## Goal of the exercise
Identify the lines that contain the string "Steering", then copy each of them.
------------
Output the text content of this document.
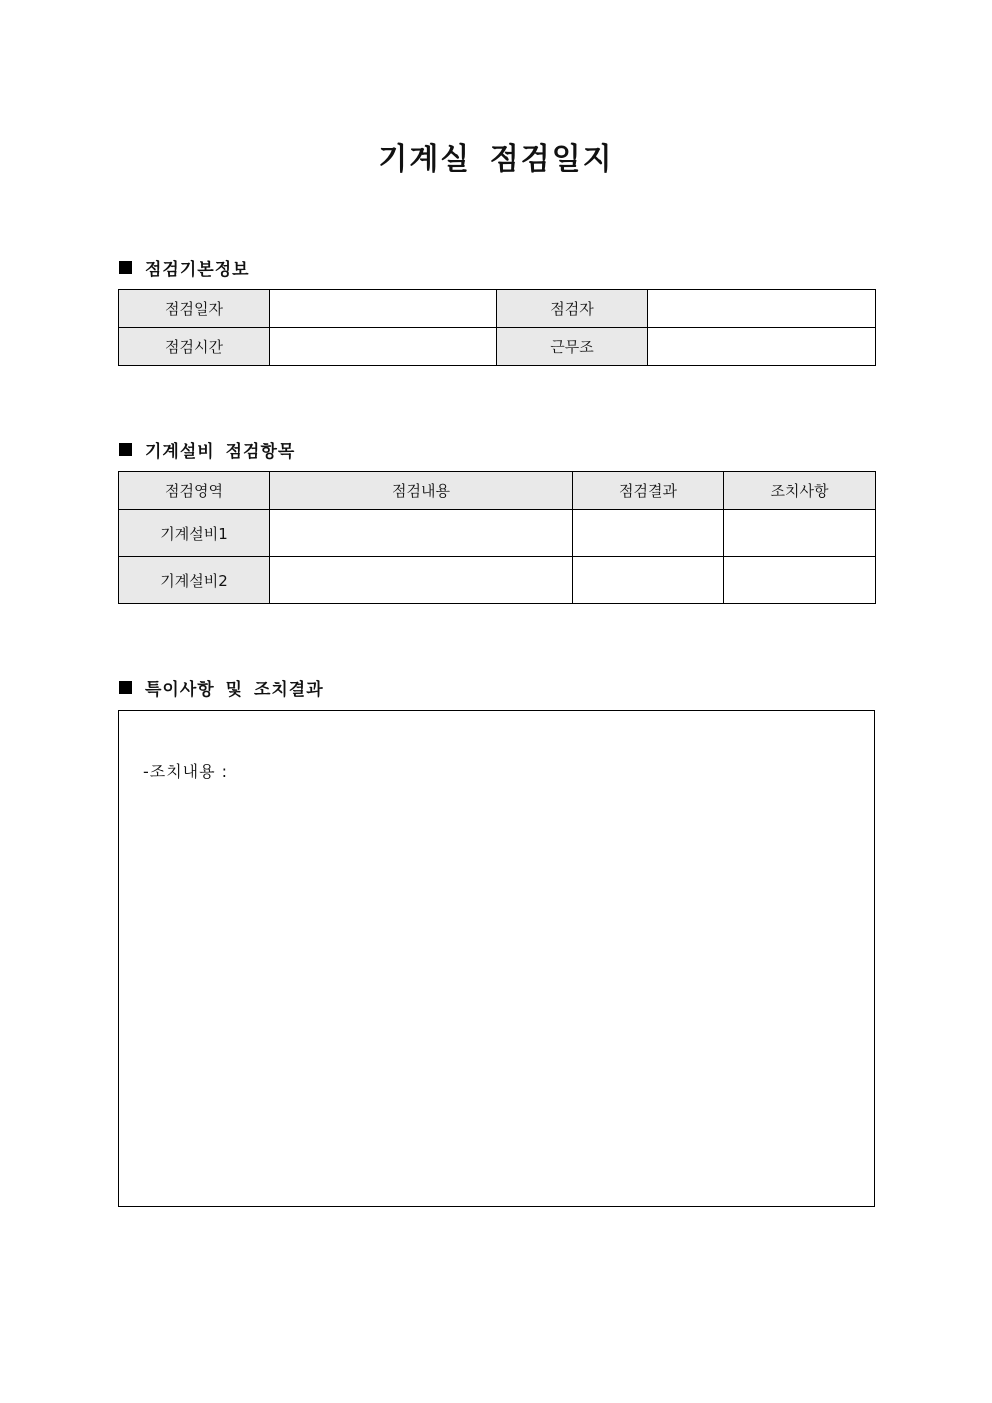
기계실 점검일지
점검기본정보
점검일자		점검자	
점검시간		근무조	
기계설비 점검항목
점검영역	점검내용	점검결과	조치사항
기계설비1			
기계설비2			
특이사항 및 조치결과
-조치내용 :
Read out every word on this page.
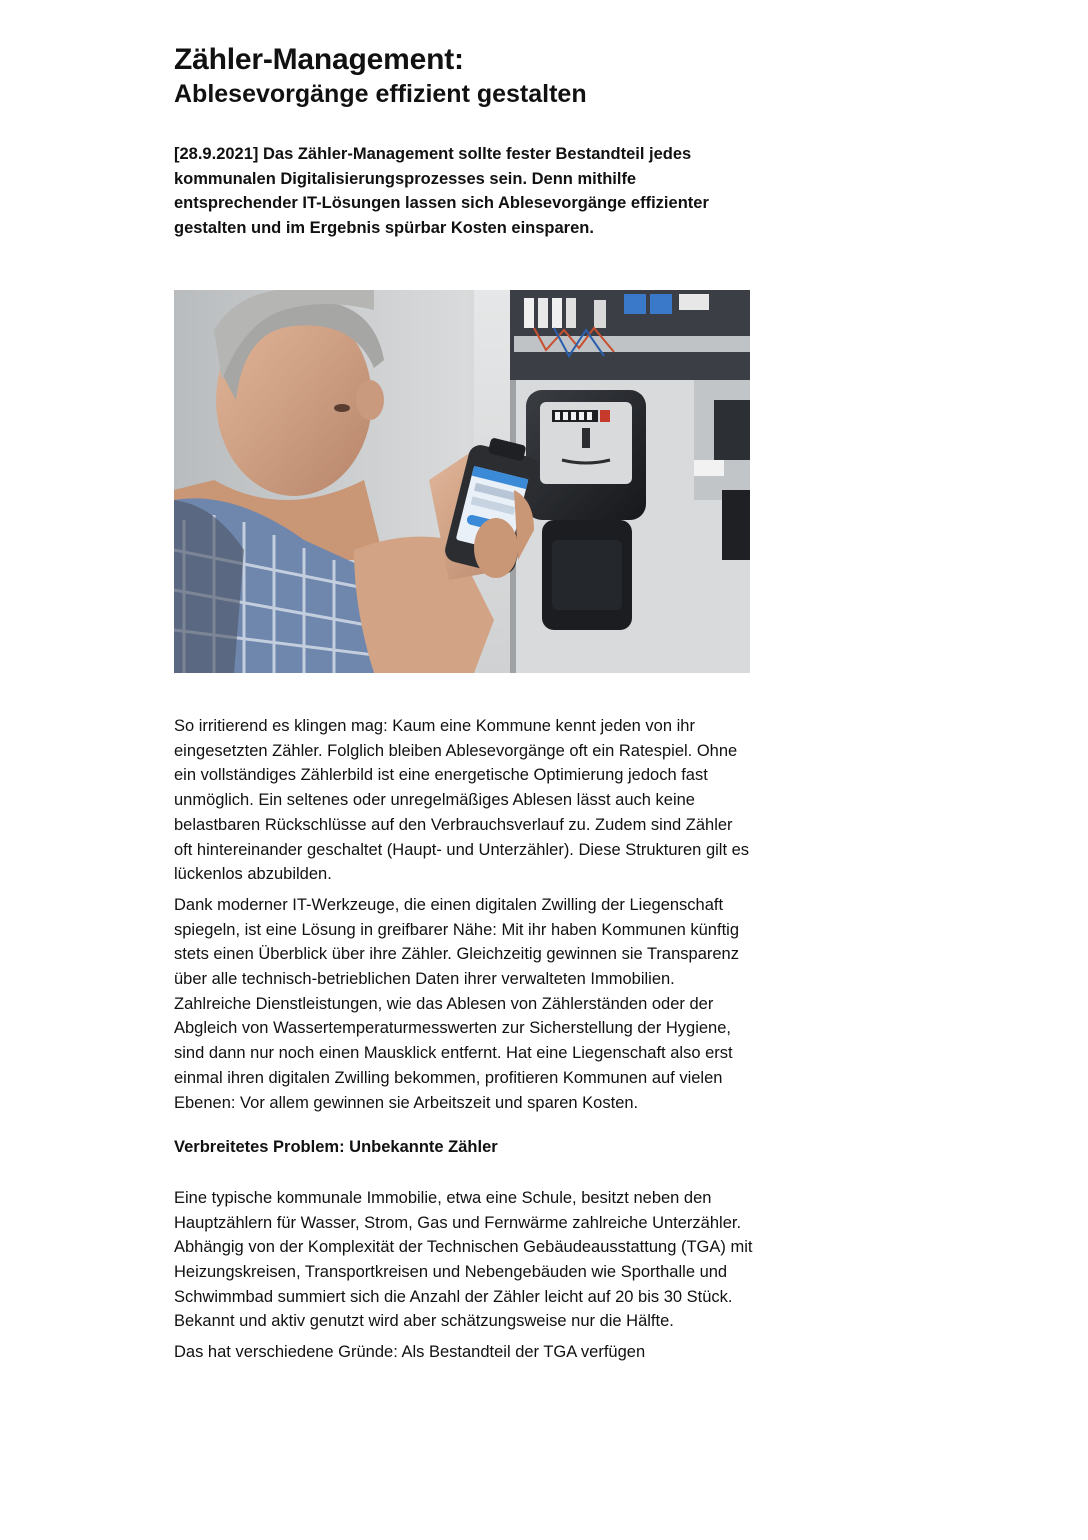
Zähler-Management:
Ablesevorgänge effizient gestalten
[28.9.2021] Das Zähler-Management sollte fester Bestandteil jedes kommunalen Digitalisierungsprozesses sein. Denn mithilfe entsprechender IT-Lösungen lassen sich Ablesevorgänge effizienter gestalten und im Ergebnis spürbar Kosten einsparen.

So irritierend es klingen mag: Kaum eine Kommune kennt jeden von ihr eingesetzten Zähler. Folglich bleiben Ablesevorgänge oft ein Ratespiel. Ohne ein vollständiges Zählerbild ist eine energetische Optimierung jedoch fast unmöglich. Ein seltenes oder unregelmäßiges Ablesen lässt auch keine belastbaren Rückschlüsse auf den Verbrauchsverlauf zu. Zudem sind Zähler oft hintereinander geschaltet (Haupt- und Unterzähler). Diese Strukturen gilt es lückenlos abzubilden.

Dank moderner IT-Werkzeuge, die einen digitalen Zwilling der Liegenschaft spiegeln, ist eine Lösung in greifbarer Nähe: Mit ihr haben Kommunen künftig stets einen Überblick über ihre Zähler. Gleichzeitig gewinnen sie Transparenz über alle technisch-betrieblichen Daten ihrer verwalteten Immobilien. Zahlreiche Dienstleistungen, wie das Ablesen von Zählerständen oder der Abgleich von Wassertemperaturmesswerten zur Sicherstellung der Hygiene, sind dann nur noch einen Mausklick entfernt. Hat eine Liegenschaft also erst einmal ihren digitalen Zwilling bekommen, profitieren Kommunen auf vielen Ebenen: Vor allem gewinnen sie Arbeitszeit und sparen Kosten.

Verbreitetes Problem: Unbekannte Zähler

Eine typische kommunale Immobilie, etwa eine Schule, besitzt neben den Hauptzählern für Wasser, Strom, Gas und Fernwärme zahlreiche Unterzähler. Abhängig von der Komplexität der Technischen Gebäudeausstattung (TGA) mit Heizungskreisen, Transportkreisen und Nebengebäuden wie Sporthalle und Schwimmbad summiert sich die Anzahl der Zähler leicht auf 20 bis 30 Stück. Bekannt und aktiv genutzt wird aber schätzungsweise nur die Hälfte.

Das hat verschiedene Gründe: Als Bestandteil der TGA verfügen
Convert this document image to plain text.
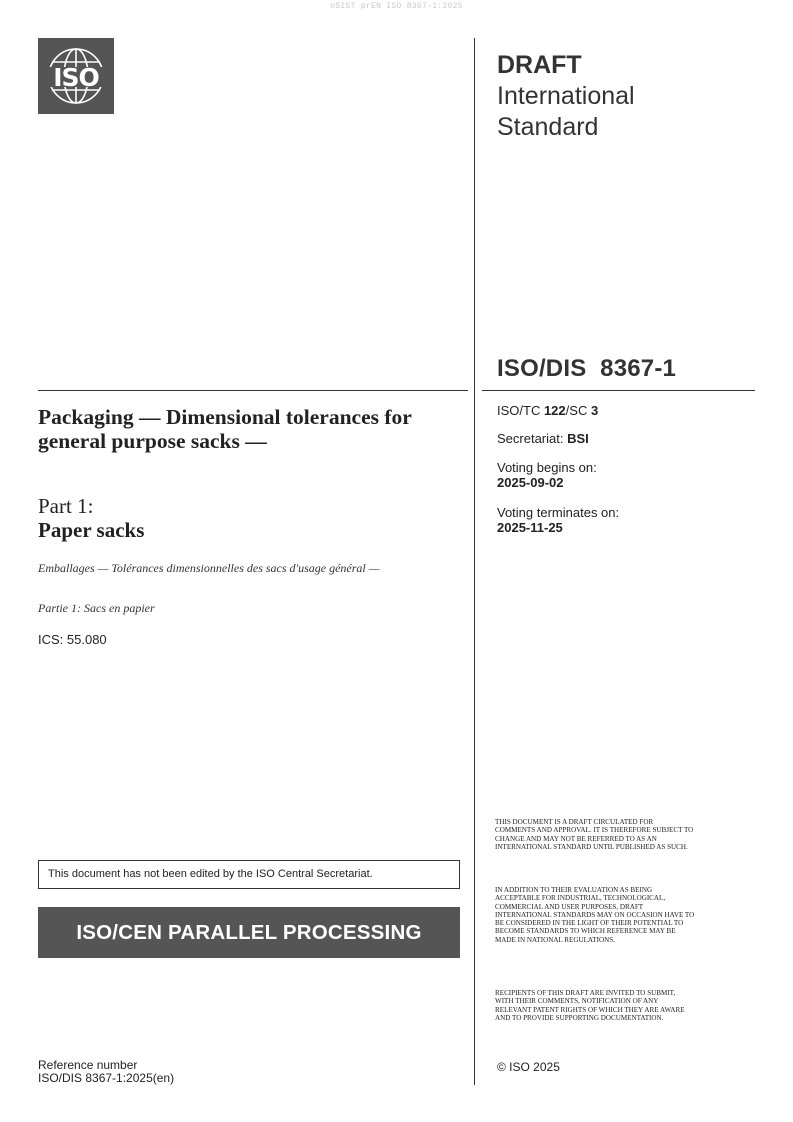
oSIST prEN ISO 8367-1:2025
ISO	DRAFT
International
Standard
ISO/DIS  8367-1
ISO/TC 122/SC 3
Secretariat: BSI
Voting begins on:
2025-09-02
Voting terminates on:
2025-11-25
Packaging — Dimensional tolerances for general purpose sacks —
Part 1:
Paper sacks
Emballages — Tolérances dimensionnelles des sacs d'usage général —
Partie 1: Sacs en papier
ICS: 55.080
This document has not been edited by the ISO Central Secretariat.
ISO/CEN PARALLEL PROCESSING
Reference number
ISO/DIS 8367-1:2025(en)
THIS DOCUMENT IS A DRAFT CIRCULATED FOR COMMENTS AND APPROVAL. IT IS THEREFORE SUBJECT TO CHANGE AND MAY NOT BE REFERRED TO AS AN INTERNATIONAL STANDARD UNTIL PUBLISHED AS SUCH.
IN ADDITION TO THEIR EVALUATION AS BEING ACCEPTABLE FOR INDUSTRIAL, TECHNOLOGICAL, COMMERCIAL AND USER PURPOSES, DRAFT INTERNATIONAL STANDARDS MAY ON OCCASION HAVE TO BE CONSIDERED IN THE LIGHT OF THEIR POTENTIAL TO BECOME STANDARDS TO WHICH REFERENCE MAY BE MADE IN NATIONAL REGULATIONS.
RECIPIENTS OF THIS DRAFT ARE INVITED TO SUBMIT, WITH THEIR COMMENTS, NOTIFICATION OF ANY RELEVANT PATENT RIGHTS OF WHICH THEY ARE AWARE AND TO PROVIDE SUPPORTING DOCUMENTATION.
© ISO 2025
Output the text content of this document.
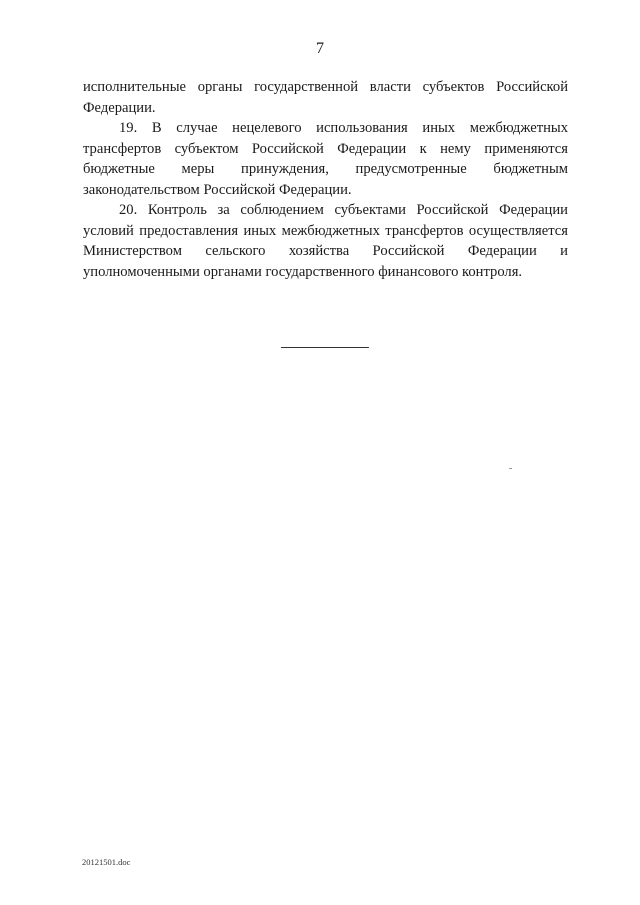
7

исполнительные органы государственной власти субъектов Российской Федерации.

19. В случае нецелевого использования иных межбюджетных трансфертов субъектом Российской Федерации к нему применяются бюджетные меры принуждения, предусмотренные бюджетным законодательством Российской Федерации.

20. Контроль за соблюдением субъектами Российской Федерации условий предоставления иных межбюджетных трансфертов осуществляется Министерством сельского хозяйства Российской Федерации и уполномоченными органами государственного финансового контроля.

20121501.doc
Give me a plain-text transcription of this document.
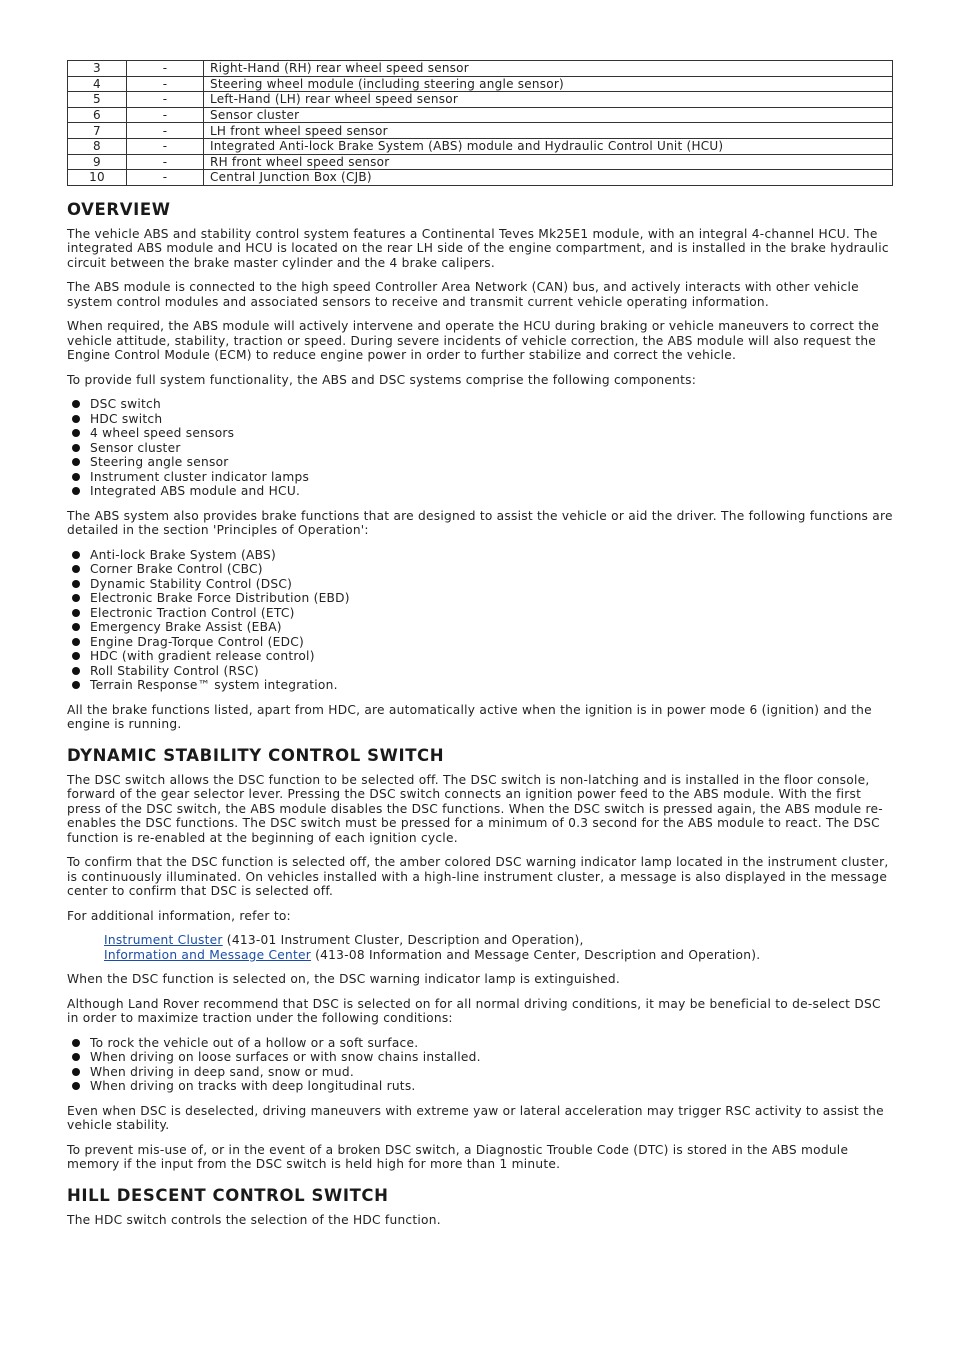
3	-	Right-Hand (RH) rear wheel speed sensor
4	-	Steering wheel module (including steering angle sensor)
5	-	Left-Hand (LH) rear wheel speed sensor
6	-	Sensor cluster
7	-	LH front wheel speed sensor
8	-	Integrated Anti-lock Brake System (ABS) module and Hydraulic Control Unit (HCU)
9	-	RH front wheel speed sensor
10	-	Central Junction Box (CJB)
OVERVIEW

The vehicle ABS and stability control system features a Continental Teves Mk25E1 module, with an integral 4-channel HCU. The integrated ABS module and HCU is located on the rear LH side of the engine compartment, and is installed in the brake hydraulic circuit between the brake master cylinder and the 4 brake calipers.

The ABS module is connected to the high speed Controller Area Network (CAN) bus, and actively interacts with other vehicle system control modules and associated sensors to receive and transmit current vehicle operating information.

When required, the ABS module will actively intervene and operate the HCU during braking or vehicle maneuvers to correct the vehicle attitude, stability, traction or speed. During severe incidents of vehicle correction, the ABS module will also request the Engine Control Module (ECM) to reduce engine power in order to further stabilize and correct the vehicle.

To provide full system functionality, the ABS and DSC systems comprise the following components:

DSC switch
HDC switch
4 wheel speed sensors
Sensor cluster
Steering angle sensor
Instrument cluster indicator lamps
Integrated ABS module and HCU.

The ABS system also provides brake functions that are designed to assist the vehicle or aid the driver. The following functions are detailed in the section 'Principles of Operation':

Anti-lock Brake System (ABS)
Corner Brake Control (CBC)
Dynamic Stability Control (DSC)
Electronic Brake Force Distribution (EBD)
Electronic Traction Control (ETC)
Emergency Brake Assist (EBA)
Engine Drag-Torque Control (EDC)
HDC (with gradient release control)
Roll Stability Control (RSC)
Terrain Response™ system integration.

All the brake functions listed, apart from HDC, are automatically active when the ignition is in power mode 6 (ignition) and the engine is running.

DYNAMIC STABILITY CONTROL SWITCH

The DSC switch allows the DSC function to be selected off. The DSC switch is non-latching and is installed in the floor console, forward of the gear selector lever. Pressing the DSC switch connects an ignition power feed to the ABS module. With the first press of the DSC switch, the ABS module disables the DSC functions. When the DSC switch is pressed again, the ABS module re-enables the DSC functions. The DSC switch must be pressed for a minimum of 0.3 second for the ABS module to react. The DSC function is re-enabled at the beginning of each ignition cycle.

To confirm that the DSC function is selected off, the amber colored DSC warning indicator lamp located in the instrument cluster, is continuously illuminated. On vehicles installed with a high-line instrument cluster, a message is also displayed in the message center to confirm that DSC is selected off.

For additional information, refer to:

Instrument Cluster (413-01 Instrument Cluster, Description and Operation),
Information and Message Center (413-08 Information and Message Center, Description and Operation).

When the DSC function is selected on, the DSC warning indicator lamp is extinguished.

Although Land Rover recommend that DSC is selected on for all normal driving conditions, it may be beneficial to de-select DSC in order to maximize traction under the following conditions:

To rock the vehicle out of a hollow or a soft surface.
When driving on loose surfaces or with snow chains installed.
When driving in deep sand, snow or mud.
When driving on tracks with deep longitudinal ruts.

Even when DSC is deselected, driving maneuvers with extreme yaw or lateral acceleration may trigger RSC activity to assist the vehicle stability.

To prevent mis-use of, or in the event of a broken DSC switch, a Diagnostic Trouble Code (DTC) is stored in the ABS module memory if the input from the DSC switch is held high for more than 1 minute.

HILL DESCENT CONTROL SWITCH

The HDC switch controls the selection of the HDC function.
------------
## Output below
4	-	Steering wheel module (including steering angle sensor)
Steering angle sensor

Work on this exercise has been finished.